(Some records)
※

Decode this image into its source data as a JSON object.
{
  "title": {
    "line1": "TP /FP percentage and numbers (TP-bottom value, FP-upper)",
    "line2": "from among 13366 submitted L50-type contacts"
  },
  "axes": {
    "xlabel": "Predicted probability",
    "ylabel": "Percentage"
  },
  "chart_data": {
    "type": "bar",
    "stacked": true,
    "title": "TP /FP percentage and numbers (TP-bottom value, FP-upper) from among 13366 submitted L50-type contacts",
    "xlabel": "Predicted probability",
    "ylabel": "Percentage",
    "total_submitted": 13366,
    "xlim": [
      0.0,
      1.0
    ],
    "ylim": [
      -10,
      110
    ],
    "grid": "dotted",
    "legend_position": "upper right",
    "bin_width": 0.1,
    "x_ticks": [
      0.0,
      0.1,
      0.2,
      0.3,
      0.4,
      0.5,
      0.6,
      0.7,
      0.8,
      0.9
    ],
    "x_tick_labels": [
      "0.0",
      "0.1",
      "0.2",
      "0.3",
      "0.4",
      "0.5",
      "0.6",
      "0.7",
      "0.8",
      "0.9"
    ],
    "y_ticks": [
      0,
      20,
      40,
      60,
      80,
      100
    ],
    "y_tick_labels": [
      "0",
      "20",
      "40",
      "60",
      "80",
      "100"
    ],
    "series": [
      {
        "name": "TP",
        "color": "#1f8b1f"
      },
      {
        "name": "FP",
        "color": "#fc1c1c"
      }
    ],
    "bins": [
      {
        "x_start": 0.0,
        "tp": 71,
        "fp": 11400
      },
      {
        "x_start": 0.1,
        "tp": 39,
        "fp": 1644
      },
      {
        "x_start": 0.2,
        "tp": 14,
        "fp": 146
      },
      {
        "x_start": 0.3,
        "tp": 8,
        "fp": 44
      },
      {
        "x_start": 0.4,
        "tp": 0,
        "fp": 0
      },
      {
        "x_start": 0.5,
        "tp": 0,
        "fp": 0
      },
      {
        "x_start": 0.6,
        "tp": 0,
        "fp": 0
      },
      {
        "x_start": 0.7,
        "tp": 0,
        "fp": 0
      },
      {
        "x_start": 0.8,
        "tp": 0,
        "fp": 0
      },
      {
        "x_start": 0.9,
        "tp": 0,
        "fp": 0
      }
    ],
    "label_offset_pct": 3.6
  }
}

※

● **Task objective**
Reproduce the records word for word.

● **Response to this task**
Decode this image into its source data as a JSON object.
{
  "title": {
    "line1": "TP /FP percentage and numbers (TP-bottom value, FP-upper)",
    "line2": "from among 13366 submitted L50-type contacts"
  },
  "axes": {
    "xlabel": "Predicted probability",
    "ylabel": "Percentage"
  },
  "chart_data": {
    "type": "bar",
    "stacked": true,
    "title": "TP /FP percentage and numbers (TP-bottom value, FP-upper) from among 13366 submitted L50-type contacts",
    "xlabel": "Predicted probability",
    "ylabel": "Percentage",
    "total_submitted": 13366,
    "xlim": [
      0.0,
      1.0
    ],
    "ylim": [
      -10,
      110
    ],
    "grid": "dotted",
    "legend_position": "upper right",
    "bin_width": 0.1,
    "x_ticks": [
      0.0,
      0.1,
      0.2,
      0.3,
      0.4,
      0.5,
      0.6,
      0.7,
      0.8,
      0.9
    ],
    "x_tick_labels": [
      "0.0",
      "0.1",
      "0.2",
      "0.3",
      "0.4",
      "0.5",
      "0.6",
      "0.7",
      "0.8",
      "0.9"
    ],
    "y_ticks": [
      0,
      20,
      40,
      60,
      80,
      100
    ],
    "y_tick_labels": [
      "0",
      "20",
      "40",
      "60",
      "80",
      "100"
    ],
    "series": [
      {
        "name": "TP",
        "color": "#1f8b1f"
      },
      {
        "name": "FP",
        "color": "#fc1c1c"
      }
    ],
    "bins": [
      {
        "x_start": 0.0,
        "tp": 71,
        "fp": 11400
      },
      {
        "x_start": 0.1,
        "tp": 39,
        "fp": 1644
      },
      {
        "x_start": 0.2,
        "tp": 14,
        "fp": 146
      },
      {
        "x_start": 0.3,
        "tp": 8,
        "fp": 44
      },
      {
        "x_start": 0.4,
        "tp": 0,
        "fp": 0
      },
      {
        "x_start": 0.5,
        "tp": 0,
        "fp": 0
      },
      {
        "x_start": 0.6,
        "tp": 0,
        "fp": 0
      },
      {
        "x_start": 0.7,
        "tp": 0,
        "fp": 0
      },
      {
        "x_start": 0.8,
        "tp": 0,
        "fp": 0
      },
      {
        "x_start": 0.9,
        "tp": 0,
        "fp": 0
      }
    ],
    "label_offset_pct": 3.6
  }
}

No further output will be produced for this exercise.